[RECORD SET]
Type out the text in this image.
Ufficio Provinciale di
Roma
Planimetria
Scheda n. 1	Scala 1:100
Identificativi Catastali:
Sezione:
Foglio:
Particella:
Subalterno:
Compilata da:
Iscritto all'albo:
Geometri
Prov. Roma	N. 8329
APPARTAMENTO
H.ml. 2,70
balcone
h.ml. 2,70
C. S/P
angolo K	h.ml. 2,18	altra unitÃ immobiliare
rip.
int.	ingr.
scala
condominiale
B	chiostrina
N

[DIRECTIONS FOR THIS TASK]
Please reproduce the entire listing, exactly as shown.

[SOLUTION TO THIS PROBLEM]
Type out the text in this image.
Ufficio Provinciale di
Roma
Planimetria
Scheda n. 1	Scala 1:100
Identificativi Catastali:
Sezione:
Foglio:
Particella:
Subalterno:
Compilata da:
Iscritto all'albo:
Geometri
Prov. Roma	N. 8329
APPARTAMENTO
H.ml. 2,70
balcone
h.ml. 2,70
C. S/P
angolo K	h.ml. 2,18	altra unitÃ immobiliare
rip.
int.	ingr.
scala
condominiale
B	chiostrina
N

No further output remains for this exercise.